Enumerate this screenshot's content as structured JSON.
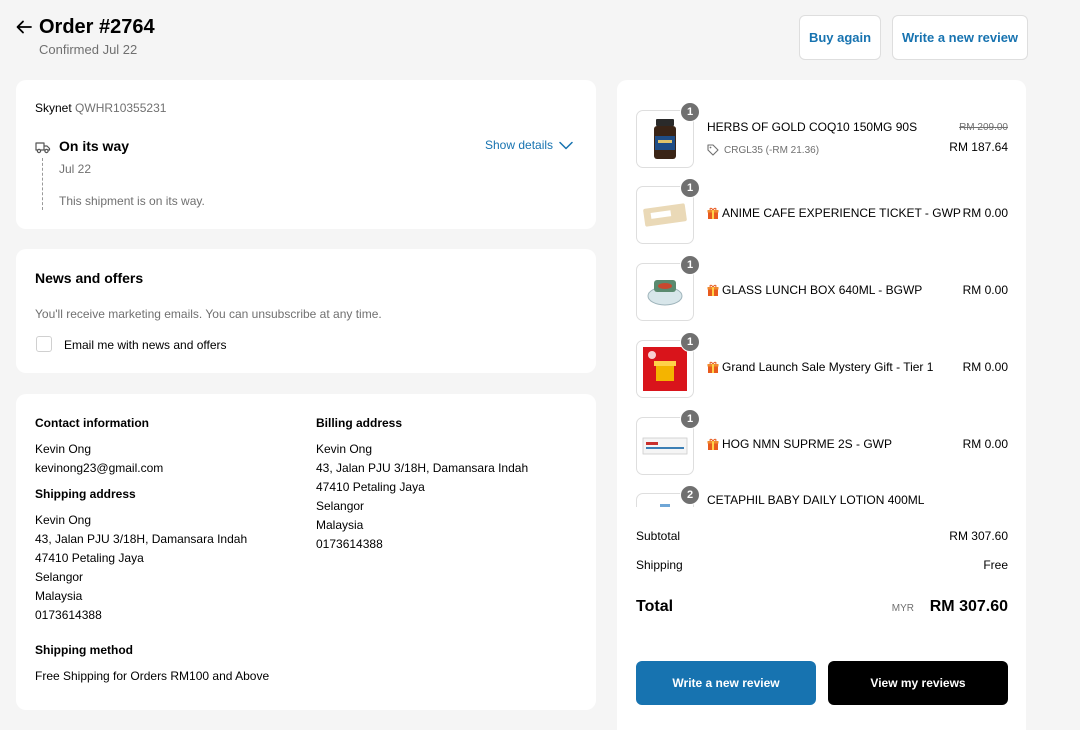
{
  "header": {
    "title": "Order #2764",
    "confirmed": "Confirmed Jul 22",
    "buy_again": "Buy again",
    "write_review": "Write a new review"
  },
  "shipment": {
    "carrier": "Skynet",
    "tracking": "QWHR10355231",
    "status": "On its way",
    "date": "Jul 22",
    "message": "This shipment is on its way.",
    "show_details": "Show details"
  },
  "news": {
    "title": "News and offers",
    "description": "You'll receive marketing emails. You can unsubscribe at any time.",
    "checkbox_label": "Email me with news and offers",
    "checked": false
  },
  "contact": {
    "heading": "Contact information",
    "name": "Kevin Ong",
    "email": "kevinong23@gmail.com"
  },
  "shipping_address": {
    "heading": "Shipping address",
    "lines": [
      "Kevin Ong",
      "43, Jalan PJU 3/18H, Damansara Indah",
      "47410 Petaling Jaya",
      "Selangor",
      "Malaysia",
      "0173614388"
    ]
  },
  "shipping_method": {
    "heading": "Shipping method",
    "value": "Free Shipping for Orders RM100 and Above"
  },
  "billing_address": {
    "heading": "Billing address",
    "lines": [
      "Kevin Ong",
      "43, Jalan PJU 3/18H, Damansara Indah",
      "47410 Petaling Jaya",
      "Selangor",
      "Malaysia",
      "0173614388"
    ]
  },
  "items": [
    {
      "qty": "1",
      "name": "HERBS OF GOLD COQ10 150MG 90S",
      "price": "RM 187.64",
      "old_price": "RM 209.00",
      "discount": "CRGL35 (-RM 21.36)",
      "gift": false
    },
    {
      "qty": "1",
      "name": "ANIME CAFE EXPERIENCE TICKET - GWP",
      "price": "RM 0.00",
      "gift": true
    },
    {
      "qty": "1",
      "name": "GLASS LUNCH BOX 640ML - BGWP",
      "price": "RM 0.00",
      "gift": true
    },
    {
      "qty": "1",
      "name": "Grand Launch Sale Mystery Gift - Tier 1",
      "price": "RM 0.00",
      "gift": true
    },
    {
      "qty": "1",
      "name": "HOG NMN SUPRME 2S - GWP",
      "price": "RM 0.00",
      "gift": true
    },
    {
      "qty": "2",
      "name": "CETAPHIL BABY DAILY LOTION 400ML",
      "price": "",
      "gift": false
    }
  ],
  "summary": {
    "subtotal_label": "Subtotal",
    "subtotal": "RM 307.60",
    "shipping_label": "Shipping",
    "shipping": "Free",
    "total_label": "Total",
    "currency": "MYR",
    "total": "RM 307.60"
  },
  "actions": {
    "write_review": "Write a new review",
    "view_reviews": "View my reviews"
  },
  "colors": {
    "accent": "#1773b0",
    "background": "#f5f5f5",
    "muted_text": "#707070",
    "gift_icon": "#e85a1e"
  }
}
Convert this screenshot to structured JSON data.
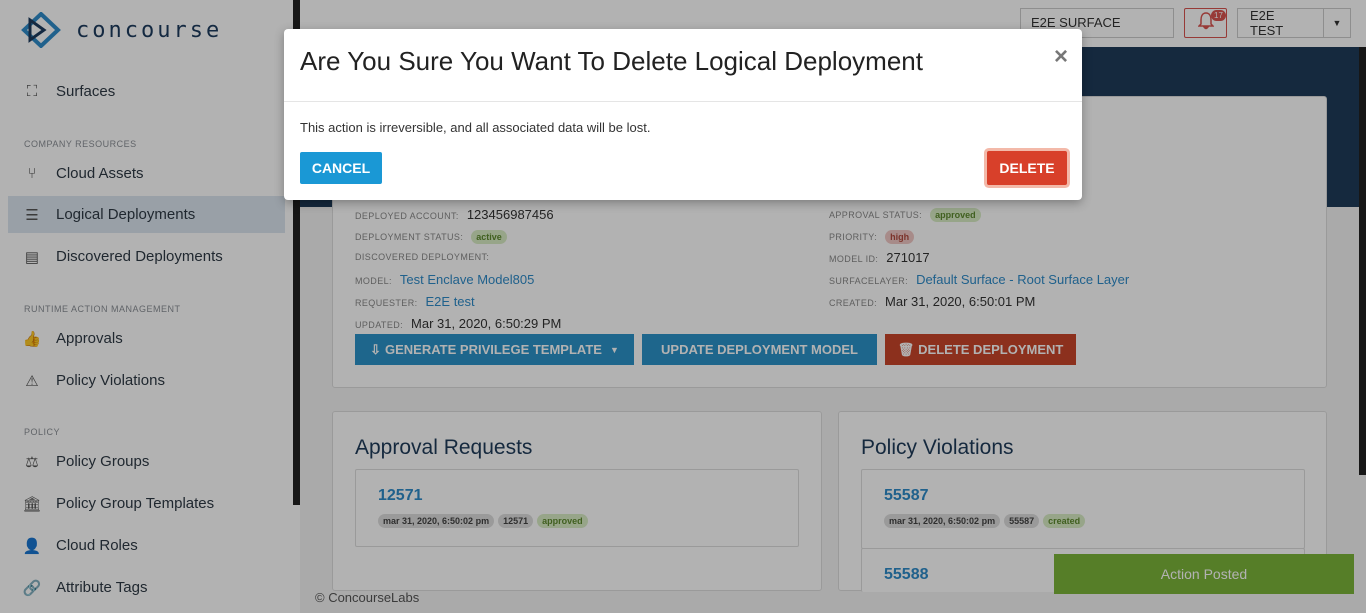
{
  "app": {
    "logo_text": "concourse"
  },
  "topbar": {
    "surface": "E2E SURFACE",
    "notifications_count": "17",
    "user": "E2E TEST"
  },
  "sidebar": {
    "surfaces": "Surfaces",
    "section_company": "COMPANY RESOURCES",
    "cloud_assets": "Cloud Assets",
    "logical_deployments": "Logical Deployments",
    "discovered_deployments": "Discovered Deployments",
    "section_runtime": "RUNTIME ACTION MANAGEMENT",
    "approvals": "Approvals",
    "policy_violations": "Policy Violations",
    "section_policy": "POLICY",
    "policy_groups": "Policy Groups",
    "policy_group_templates": "Policy Group Templates",
    "cloud_roles": "Cloud Roles",
    "attribute_tags": "Attribute Tags"
  },
  "details": {
    "deployed_account_label": "DEPLOYED ACCOUNT:",
    "deployed_account": "123456987456",
    "deployment_status_label": "DEPLOYMENT STATUS:",
    "deployment_status": "active",
    "discovered_deployment_label": "DISCOVERED DEPLOYMENT:",
    "model_label": "MODEL:",
    "model": "Test Enclave Model805",
    "requester_label": "REQUESTER:",
    "requester": "E2E test",
    "updated_label": "UPDATED:",
    "updated": "Mar 31, 2020, 6:50:29 PM",
    "approval_status_label": "APPROVAL STATUS:",
    "approval_status": "approved",
    "priority_label": "PRIORITY:",
    "priority": "high",
    "model_id_label": "MODEL ID:",
    "model_id": "271017",
    "surfacelayer_label": "SURFACELAYER:",
    "surfacelayer": "Default Surface - Root Surface Layer",
    "created_label": "CREATED:",
    "created": "Mar 31, 2020, 6:50:01 PM",
    "btn_generate": "GENERATE PRIVILEGE TEMPLATE",
    "btn_update": "UPDATE DEPLOYMENT MODEL",
    "btn_delete": "DELETE DEPLOYMENT"
  },
  "approval_requests": {
    "title": "Approval Requests",
    "items": [
      {
        "id": "12571",
        "date": "mar 31, 2020, 6:50:02 pm",
        "tag": "12571",
        "status": "approved"
      }
    ]
  },
  "policy_violations": {
    "title": "Policy Violations",
    "items": [
      {
        "id": "55587",
        "date": "mar 31, 2020, 6:50:02 pm",
        "tag": "55587",
        "status": "created"
      },
      {
        "id": "55588"
      }
    ]
  },
  "footer": "© ConcourseLabs",
  "toast": "Action Posted",
  "modal": {
    "title": "Are You Sure You Want To Delete Logical Deployment",
    "body": "This action is irreversible, and all associated data will be lost.",
    "cancel": "CANCEL",
    "delete": "DELETE",
    "close": "×"
  }
}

▬▬▬▬▬▬

From the records above, pull out every line containing the word "structured".

Enumerate this screenshot's content as structured JSON.
Convert this screenshot to structured JSON data.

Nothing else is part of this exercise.